(Data items)
>> BEGIN

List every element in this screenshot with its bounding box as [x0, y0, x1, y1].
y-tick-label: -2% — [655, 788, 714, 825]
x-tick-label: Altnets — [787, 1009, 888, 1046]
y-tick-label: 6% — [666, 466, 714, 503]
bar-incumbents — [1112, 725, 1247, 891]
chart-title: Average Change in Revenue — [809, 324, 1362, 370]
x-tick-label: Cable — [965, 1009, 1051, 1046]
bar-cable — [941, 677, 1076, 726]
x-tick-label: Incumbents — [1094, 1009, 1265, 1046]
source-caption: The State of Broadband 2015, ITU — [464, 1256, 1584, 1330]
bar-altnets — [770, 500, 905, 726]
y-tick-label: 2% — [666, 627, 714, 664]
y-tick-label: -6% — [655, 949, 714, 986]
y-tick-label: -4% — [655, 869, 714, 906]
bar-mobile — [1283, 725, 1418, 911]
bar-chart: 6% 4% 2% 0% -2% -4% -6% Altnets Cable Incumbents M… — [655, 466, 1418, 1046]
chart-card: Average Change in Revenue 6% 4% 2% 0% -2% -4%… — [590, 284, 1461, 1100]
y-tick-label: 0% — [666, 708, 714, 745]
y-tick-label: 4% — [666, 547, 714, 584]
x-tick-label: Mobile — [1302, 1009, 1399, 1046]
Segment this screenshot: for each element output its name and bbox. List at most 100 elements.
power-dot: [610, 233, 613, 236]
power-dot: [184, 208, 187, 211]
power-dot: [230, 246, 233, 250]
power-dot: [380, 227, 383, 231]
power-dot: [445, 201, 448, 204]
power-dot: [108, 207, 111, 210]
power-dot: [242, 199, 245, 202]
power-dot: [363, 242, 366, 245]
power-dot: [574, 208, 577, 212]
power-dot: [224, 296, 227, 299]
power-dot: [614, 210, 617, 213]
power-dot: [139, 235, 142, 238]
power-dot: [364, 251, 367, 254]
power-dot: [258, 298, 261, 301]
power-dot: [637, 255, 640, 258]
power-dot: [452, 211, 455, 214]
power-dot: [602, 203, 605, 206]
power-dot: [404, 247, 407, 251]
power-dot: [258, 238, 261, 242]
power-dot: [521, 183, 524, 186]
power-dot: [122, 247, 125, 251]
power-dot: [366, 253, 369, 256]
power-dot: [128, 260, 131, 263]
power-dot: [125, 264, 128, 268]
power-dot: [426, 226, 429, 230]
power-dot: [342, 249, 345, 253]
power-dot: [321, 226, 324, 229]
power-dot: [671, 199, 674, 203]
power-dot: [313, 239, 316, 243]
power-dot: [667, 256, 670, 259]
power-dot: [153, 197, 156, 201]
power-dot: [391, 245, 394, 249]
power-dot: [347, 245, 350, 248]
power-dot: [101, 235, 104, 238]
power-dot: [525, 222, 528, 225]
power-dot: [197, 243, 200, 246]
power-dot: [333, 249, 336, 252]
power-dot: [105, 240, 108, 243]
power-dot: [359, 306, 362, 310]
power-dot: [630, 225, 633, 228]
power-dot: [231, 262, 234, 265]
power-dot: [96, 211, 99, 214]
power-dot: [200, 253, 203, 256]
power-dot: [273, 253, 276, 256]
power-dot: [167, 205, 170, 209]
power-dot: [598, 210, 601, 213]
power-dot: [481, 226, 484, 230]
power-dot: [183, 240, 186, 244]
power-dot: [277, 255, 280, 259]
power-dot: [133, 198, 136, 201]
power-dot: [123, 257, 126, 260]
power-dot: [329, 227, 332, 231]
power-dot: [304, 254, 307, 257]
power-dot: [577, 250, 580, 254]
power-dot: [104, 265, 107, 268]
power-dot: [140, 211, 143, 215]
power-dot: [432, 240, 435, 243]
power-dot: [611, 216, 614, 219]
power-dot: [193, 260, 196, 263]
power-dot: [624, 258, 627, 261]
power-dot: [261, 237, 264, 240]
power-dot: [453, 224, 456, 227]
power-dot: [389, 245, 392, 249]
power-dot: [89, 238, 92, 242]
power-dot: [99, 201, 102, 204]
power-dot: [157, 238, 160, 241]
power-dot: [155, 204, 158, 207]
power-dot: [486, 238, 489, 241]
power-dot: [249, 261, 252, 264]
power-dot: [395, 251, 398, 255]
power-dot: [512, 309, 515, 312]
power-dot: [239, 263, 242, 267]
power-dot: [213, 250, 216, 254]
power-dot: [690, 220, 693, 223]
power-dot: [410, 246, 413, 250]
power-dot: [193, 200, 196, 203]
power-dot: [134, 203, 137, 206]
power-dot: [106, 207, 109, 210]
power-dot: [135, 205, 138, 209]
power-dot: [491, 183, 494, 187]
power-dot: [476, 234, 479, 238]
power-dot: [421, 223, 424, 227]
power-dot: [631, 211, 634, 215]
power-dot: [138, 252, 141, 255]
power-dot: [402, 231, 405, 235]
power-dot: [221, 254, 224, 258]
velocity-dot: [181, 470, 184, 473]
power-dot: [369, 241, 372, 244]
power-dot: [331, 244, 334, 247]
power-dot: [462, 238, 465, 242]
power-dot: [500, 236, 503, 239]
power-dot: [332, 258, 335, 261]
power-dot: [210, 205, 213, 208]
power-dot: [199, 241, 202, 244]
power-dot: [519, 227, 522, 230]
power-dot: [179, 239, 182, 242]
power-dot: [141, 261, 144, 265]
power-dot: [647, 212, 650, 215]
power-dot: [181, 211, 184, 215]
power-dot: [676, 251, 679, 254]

>> END

Exercise task
Rewrite the listing from its very first line through the line containing "bar-incumbents — [1112, 725, 1247, 891]", both included, as a numbered list, and leave out any blank lines.

Full output
1. List every element in this screenshot with its bounding box as [x0, y0, x1, y1].
2. y-tick-label: -2% — [655, 788, 714, 825]
3. x-tick-label: Altnets — [787, 1009, 888, 1046]
4. y-tick-label: 6% — [666, 466, 714, 503]
5. bar-incumbents — [1112, 725, 1247, 891]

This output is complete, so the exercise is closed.